START Data for analysis

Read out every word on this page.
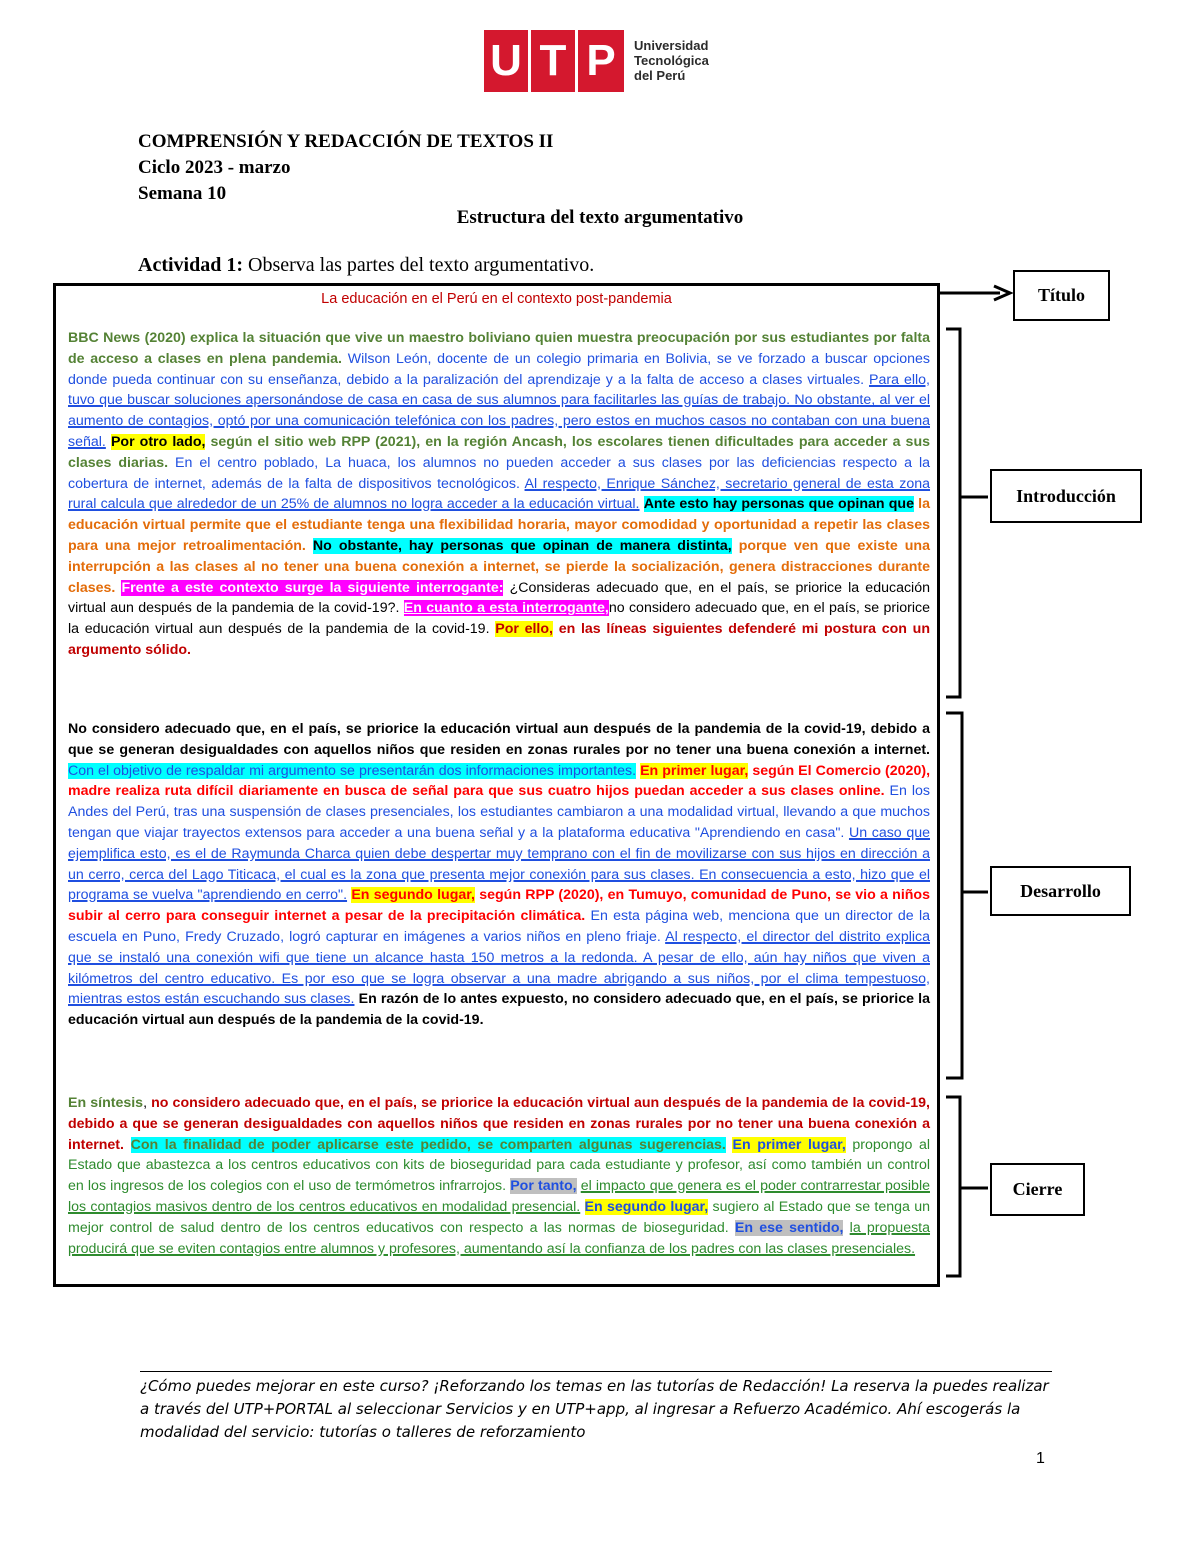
U T P	Universidad
Tecnológica
del Perú
COMPRENSIÓN Y REDACCIÓN DE TEXTOS II
Ciclo 2023 - marzo
Semana 10
Estructura del texto argumentativo
Actividad 1: Observa las partes del texto argumentativo.
La educación en el Perú en el contexto post-pandemia
BBC News (2020) explica la situación que vive un maestro boliviano quien muestra preocupación por sus estudiantes por falta de acceso a clases en plena pandemia. Wilson León, docente de un colegio primaria en Bolivia, se ve forzado a buscar opciones donde pueda continuar con su enseñanza, debido a la paralización del aprendizaje y a la falta de acceso a clases virtuales. Para ello, tuvo que buscar soluciones apersonándose de casa en casa de sus alumnos para facilitarles las guías de trabajo. No obstante, al ver el aumento de contagios, optó por una comunicación telefónica con los padres, pero estos en muchos casos no contaban con una buena señal. Por otro lado, según el sitio web RPP (2021), en la región Ancash, los escolares tienen dificultades para acceder a sus clases diarias. En el centro poblado, La huaca, los alumnos no pueden acceder a sus clases por las deficiencias respecto a la cobertura de internet, además de la falta de dispositivos tecnológicos. Al respecto, Enrique Sánchez, secretario general de esta zona rural calcula que alrededor de un 25% de alumnos no logra acceder a la educación virtual. Ante esto hay personas que opinan que la educación virtual permite que el estudiante tenga una flexibilidad horaria, mayor comodidad y oportunidad a repetir las clases para una mejor retroalimentación. No obstante, hay personas que opinan de manera distinta, porque ven que existe una interrupción a las clases al no tener una buena conexión a internet, se pierde la socialización, genera distracciones durante clases. Frente a este contexto surge la siguiente interrogante: ¿Consideras adecuado que, en el país, se priorice la educación virtual aun después de la pandemia de la covid-19?. En cuanto a esta interrogante,no considero adecuado que, en el país, se priorice la educación virtual aun después de la pandemia de la covid-19. Por ello, en las líneas siguientes defenderé mi postura con un argumento sólido.
No considero adecuado que, en el país, se priorice la educación virtual aun después de la pandemia de la covid-19, debido a que se generan desigualdades con aquellos niños que residen en zonas rurales por no tener una buena conexión a internet. Con el objetivo de respaldar mi argumento se presentarán dos informaciones importantes. En primer lugar, según El Comercio (2020), madre realiza ruta difícil diariamente en busca de señal para que sus cuatro hijos puedan acceder a sus clases online. En los Andes del Perú, tras una suspensión de clases presenciales, los estudiantes cambiaron a una modalidad virtual, llevando a que muchos tengan que viajar trayectos extensos para acceder a una buena señal y a la plataforma educativa "Aprendiendo en casa". Un caso que ejemplifica esto, es el de Raymunda Charca quien debe despertar muy temprano con el fin de movilizarse con sus hijos en dirección a un cerro, cerca del Lago Titicaca, el cual es la zona que presenta mejor conexión para sus clases. En consecuencia a esto, hizo que el programa se vuelva "aprendiendo en cerro". En segundo lugar, según RPP (2020), en Tumuyo, comunidad de Puno, se vio a niños subir al cerro para conseguir internet a pesar de la precipitación climática. En esta página web, menciona que un director de la escuela en Puno, Fredy Cruzado, logró capturar en imágenes a varios niños en pleno friaje. Al respecto, el director del distrito explica que se instaló una conexión wifi que tiene un alcance hasta 150 metros a la redonda. A pesar de ello, aún hay niños que viven a kilómetros del centro educativo. Es por eso que se logra observar a una madre abrigando a sus niños, por el clima tempestuoso, mientras estos están escuchando sus clases. En razón de lo antes expuesto, no considero adecuado que, en el país, se priorice la educación virtual aun después de la pandemia de la covid-19.
En síntesis, no considero adecuado que, en el país, se priorice la educación virtual aun después de la pandemia de la covid-19, debido a que se generan desigualdades con aquellos niños que residen en zonas rurales por no tener una buena conexión a internet. Con la finalidad de poder aplicarse este pedido, se comparten algunas sugerencias. En primer lugar, propongo al Estado que abastezca a los centros educativos con kits de bioseguridad para cada estudiante y profesor, así como también un control en los ingresos de los colegios con el uso de termómetros infrarrojos. Por tanto, el impacto que genera es el poder contrarrestar posible los contagios masivos dentro de los centros educativos en modalidad presencial. En segundo lugar, sugiero al Estado que se tenga un mejor control de salud dentro de los centros educativos con respecto a las normas de bioseguridad. En ese sentido, la propuesta producirá que se eviten contagios entre alumnos y profesores, aumentando así la confianza de los padres con las clases presenciales.
Título
Introducción
Desarrollo
Cierre
¿Cómo puedes mejorar en este curso? ¡Reforzando los temas en las tutorías de Redacción! La reserva la puedes realizar a través del UTP+PORTAL al seleccionar Servicios y en UTP+app, al ingresar a Refuerzo Académico. Ahí escogerás la modalidad del servicio: tutorías o talleres de reforzamiento
1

END Data for analysis

Your instructions>
Reply with a number alone, the number of lines of the records that hold the word "argumentativo".

Solution to the problem>
2